▶ [EXERCISE TASK]: Extract the full set of records that follows, word for word.

— Begin SUPPLIED RECORDS —

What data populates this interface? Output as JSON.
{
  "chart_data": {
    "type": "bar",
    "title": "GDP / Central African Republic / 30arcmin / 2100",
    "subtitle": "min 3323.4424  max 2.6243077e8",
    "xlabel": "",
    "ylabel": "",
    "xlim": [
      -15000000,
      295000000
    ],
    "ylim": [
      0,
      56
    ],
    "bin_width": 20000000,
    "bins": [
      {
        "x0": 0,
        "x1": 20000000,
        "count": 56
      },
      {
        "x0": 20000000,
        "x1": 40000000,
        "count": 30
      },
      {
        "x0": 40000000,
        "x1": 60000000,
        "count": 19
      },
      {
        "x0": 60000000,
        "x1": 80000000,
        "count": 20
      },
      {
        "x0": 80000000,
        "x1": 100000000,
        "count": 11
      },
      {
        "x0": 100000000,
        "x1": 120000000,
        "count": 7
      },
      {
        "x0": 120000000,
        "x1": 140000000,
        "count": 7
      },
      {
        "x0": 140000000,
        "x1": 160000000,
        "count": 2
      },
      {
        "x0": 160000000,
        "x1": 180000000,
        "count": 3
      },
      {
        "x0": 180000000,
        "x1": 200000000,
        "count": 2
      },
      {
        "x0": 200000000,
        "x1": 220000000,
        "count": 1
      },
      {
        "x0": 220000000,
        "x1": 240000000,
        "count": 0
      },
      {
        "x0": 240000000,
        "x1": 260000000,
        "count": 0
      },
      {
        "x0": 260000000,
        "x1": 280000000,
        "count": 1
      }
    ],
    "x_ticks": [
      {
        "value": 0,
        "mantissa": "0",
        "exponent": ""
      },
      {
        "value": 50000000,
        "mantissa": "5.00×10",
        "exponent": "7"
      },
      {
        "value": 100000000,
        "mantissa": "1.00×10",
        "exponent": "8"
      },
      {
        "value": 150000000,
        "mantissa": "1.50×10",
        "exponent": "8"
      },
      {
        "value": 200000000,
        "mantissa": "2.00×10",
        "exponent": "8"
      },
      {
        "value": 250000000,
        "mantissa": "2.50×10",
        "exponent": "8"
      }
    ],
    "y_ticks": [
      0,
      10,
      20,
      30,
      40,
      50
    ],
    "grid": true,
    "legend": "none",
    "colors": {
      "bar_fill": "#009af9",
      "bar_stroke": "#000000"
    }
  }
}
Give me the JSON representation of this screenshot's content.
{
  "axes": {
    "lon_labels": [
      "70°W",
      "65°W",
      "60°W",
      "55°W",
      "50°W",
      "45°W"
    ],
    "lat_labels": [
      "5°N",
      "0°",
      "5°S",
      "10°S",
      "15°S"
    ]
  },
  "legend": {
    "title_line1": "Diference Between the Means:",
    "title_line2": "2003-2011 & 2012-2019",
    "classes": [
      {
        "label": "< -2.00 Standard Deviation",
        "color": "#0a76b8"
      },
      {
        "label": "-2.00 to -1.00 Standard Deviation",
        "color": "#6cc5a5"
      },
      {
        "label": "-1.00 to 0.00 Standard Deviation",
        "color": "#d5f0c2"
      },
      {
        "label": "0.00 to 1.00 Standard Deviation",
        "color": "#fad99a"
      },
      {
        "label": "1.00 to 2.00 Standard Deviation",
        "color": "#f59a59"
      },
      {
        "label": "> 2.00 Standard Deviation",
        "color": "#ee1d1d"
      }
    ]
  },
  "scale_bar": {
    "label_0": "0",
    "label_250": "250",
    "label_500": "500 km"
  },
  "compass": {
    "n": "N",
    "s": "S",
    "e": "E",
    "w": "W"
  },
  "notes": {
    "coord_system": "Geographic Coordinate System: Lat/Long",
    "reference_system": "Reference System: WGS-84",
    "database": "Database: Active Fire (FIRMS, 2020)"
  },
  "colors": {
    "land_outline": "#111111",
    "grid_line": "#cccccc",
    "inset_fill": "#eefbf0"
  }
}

— End SUPPLIED RECORDS —

▶ [OUTPUT]:
What data populates this interface? Output as JSON.
{
  "chart_data": {
    "type": "bar",
    "title": "GDP / Central African Republic / 30arcmin / 2100",
    "subtitle": "min 3323.4424  max 2.6243077e8",
    "xlabel": "",
    "ylabel": "",
    "xlim": [
      -15000000,
      295000000
    ],
    "ylim": [
      0,
      56
    ],
    "bin_width": 20000000,
    "bins": [
      {
        "x0": 0,
        "x1": 20000000,
        "count": 56
      },
      {
        "x0": 20000000,
        "x1": 40000000,
        "count": 30
      },
      {
        "x0": 40000000,
        "x1": 60000000,
        "count": 19
      },
      {
        "x0": 60000000,
        "x1": 80000000,
        "count": 20
      },
      {
        "x0": 80000000,
        "x1": 100000000,
        "count": 11
      },
      {
        "x0": 100000000,
        "x1": 120000000,
        "count": 7
      },
      {
        "x0": 120000000,
        "x1": 140000000,
        "count": 7
      },
      {
        "x0": 140000000,
        "x1": 160000000,
        "count": 2
      },
      {
        "x0": 160000000,
        "x1": 180000000,
        "count": 3
      },
      {
        "x0": 180000000,
        "x1": 200000000,
        "count": 2
      },
      {
        "x0": 200000000,
        "x1": 220000000,
        "count": 1
      },
      {
        "x0": 220000000,
        "x1": 240000000,
        "count": 0
      },
      {
        "x0": 240000000,
        "x1": 260000000,
        "count": 0
      },
      {
        "x0": 260000000,
        "x1": 280000000,
        "count": 1
      }
    ],
    "x_ticks": [
      {
        "value": 0,
        "mantissa": "0",
        "exponent": ""
      },
      {
        "value": 50000000,
        "mantissa": "5.00×10",
        "exponent": "7"
      },
      {
        "value": 100000000,
        "mantissa": "1.00×10",
        "exponent": "8"
      },
      {
        "value": 150000000,
        "mantissa": "1.50×10",
        "exponent": "8"
      },
      {
        "value": 200000000,
        "mantissa": "2.00×10",
        "exponent": "8"
      },
      {
        "value": 250000000,
        "mantissa": "2.50×10",
        "exponent": "8"
      }
    ],
    "y_ticks": [
      0,
      10,
      20,
      30,
      40,
      50
    ],
    "grid": true,
    "legend": "none",
    "colors": {
      "bar_fill": "#009af9",
      "bar_stroke": "#000000"
    }
  }
}
Give me the JSON representation of this screenshot's content.
{
  "axes": {
    "lon_labels": [
      "70°W",
      "65°W",
      "60°W",
      "55°W",
      "50°W",
      "45°W"
    ],
    "lat_labels": [
      "5°N",
      "0°",
      "5°S",
      "10°S",
      "15°S"
    ]
  },
  "legend": {
    "title_line1": "Diference Between the Means:",
    "title_line2": "2003-2011 & 2012-2019",
    "classes": [
      {
        "label": "< -2.00 Standard Deviation",
        "color": "#0a76b8"
      },
      {
        "label": "-2.00 to -1.00 Standard Deviation",
        "color": "#6cc5a5"
      },
      {
        "label": "-1.00 to 0.00 Standard Deviation",
        "color": "#d5f0c2"
      },
      {
        "label": "0.00 to 1.00 Standard Deviation",
        "color": "#fad99a"
      },
      {
        "label": "1.00 to 2.00 Standard Deviation",
        "color": "#f59a59"
      },
      {
        "label": "> 2.00 Standard Deviation",
        "color": "#ee1d1d"
      }
    ]
  },
  "scale_bar": {
    "label_0": "0",
    "label_250": "250",
    "label_500": "500 km"
  },
  "compass": {
    "n": "N",
    "s": "S",
    "e": "E",
    "w": "W"
  },
  "notes": {
    "coord_system": "Geographic Coordinate System: Lat/Long",
    "reference_system": "Reference System: WGS-84",
    "database": "Database: Active Fire (FIRMS, 2020)"
  },
  "colors": {
    "land_outline": "#111111",
    "grid_line": "#cccccc",
    "inset_fill": "#eefbf0"
  }
}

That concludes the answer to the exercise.